WHAT YOU NEED TO DO —
Take every line from the listing below that contains "text".

(Items from a figure collection)
((
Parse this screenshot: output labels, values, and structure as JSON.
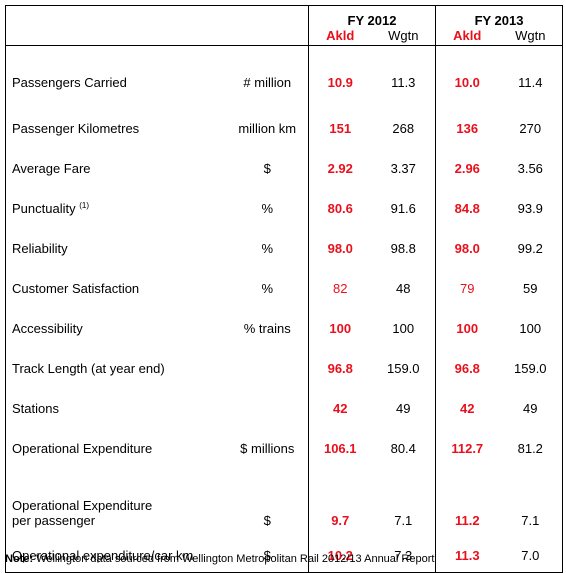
{
  "header": {
    "fy2012": "FY 2012",
    "fy2013": "FY 2013",
    "akld": "Akld",
    "wgtn": "Wgtn"
  },
  "rows": [
    {
      "metric": "Passengers Carried",
      "unit": "# million",
      "akld2012": "10.9",
      "wgtn2012": "11.3",
      "akld2013": "10.0",
      "wgtn2013": "11.4"
    },
    {
      "metric": "Passenger Kilometres",
      "unit": "million km",
      "akld2012": "151",
      "wgtn2012": "268",
      "akld2013": "136",
      "wgtn2013": "270"
    },
    {
      "metric": "Average Fare",
      "unit": "$",
      "akld2012": "2.92",
      "wgtn2012": "3.37",
      "akld2013": "2.96",
      "wgtn2013": "3.56"
    },
    {
      "metric": "Punctuality",
      "sup": "(1)",
      "unit": "%",
      "akld2012": "80.6",
      "wgtn2012": "91.6",
      "akld2013": "84.8",
      "wgtn2013": "93.9"
    },
    {
      "metric": "Reliability",
      "unit": "%",
      "akld2012": "98.0",
      "wgtn2012": "98.8",
      "akld2013": "98.0",
      "wgtn2013": "99.2"
    },
    {
      "metric": "Customer Satisfaction",
      "unit": "%",
      "akld2012": "82",
      "wgtn2012": "48",
      "akld2013": "79",
      "wgtn2013": "59"
    },
    {
      "metric": "Accessibility",
      "unit": "% trains",
      "akld2012": "100",
      "wgtn2012": "100",
      "akld2013": "100",
      "wgtn2013": "100"
    },
    {
      "metric": "Track Length (at year end)",
      "unit": "",
      "akld2012": "96.8",
      "wgtn2012": "159.0",
      "akld2013": "96.8",
      "wgtn2013": "159.0"
    },
    {
      "metric": "Stations",
      "unit": "",
      "akld2012": "42",
      "wgtn2012": "49",
      "akld2013": "42",
      "wgtn2013": "49"
    },
    {
      "metric": "Operational Expenditure",
      "unit": "$ millions",
      "akld2012": "106.1",
      "wgtn2012": "80.4",
      "akld2013": "112.7",
      "wgtn2013": "81.2"
    },
    {
      "metric_line1": "Operational Expenditure",
      "metric_line2": "per passenger",
      "unit": "$",
      "akld2012": "9.7",
      "wgtn2012": "7.1",
      "akld2013": "11.2",
      "wgtn2013": "7.1"
    },
    {
      "metric": "Operational expenditure/car km",
      "unit": "$",
      "akld2012": "10.2",
      "wgtn2012": "7.3",
      "akld2013": "11.3",
      "wgtn2013": "7.0"
    }
  ],
  "note": {
    "label": "Note:",
    "text": " Wellington data sourced from Wellington Metropolitan Rail 2012/13 Annual Report"
  },
  "colors": {
    "auckland": "#e8101c",
    "text": "#000000"
  }
}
))
RESPONSE TO THE TASK —
    "text": " Wellington data sourced from Wellington Metropolitan Rail 2012/13 Annual Report"
    "text": "#000000"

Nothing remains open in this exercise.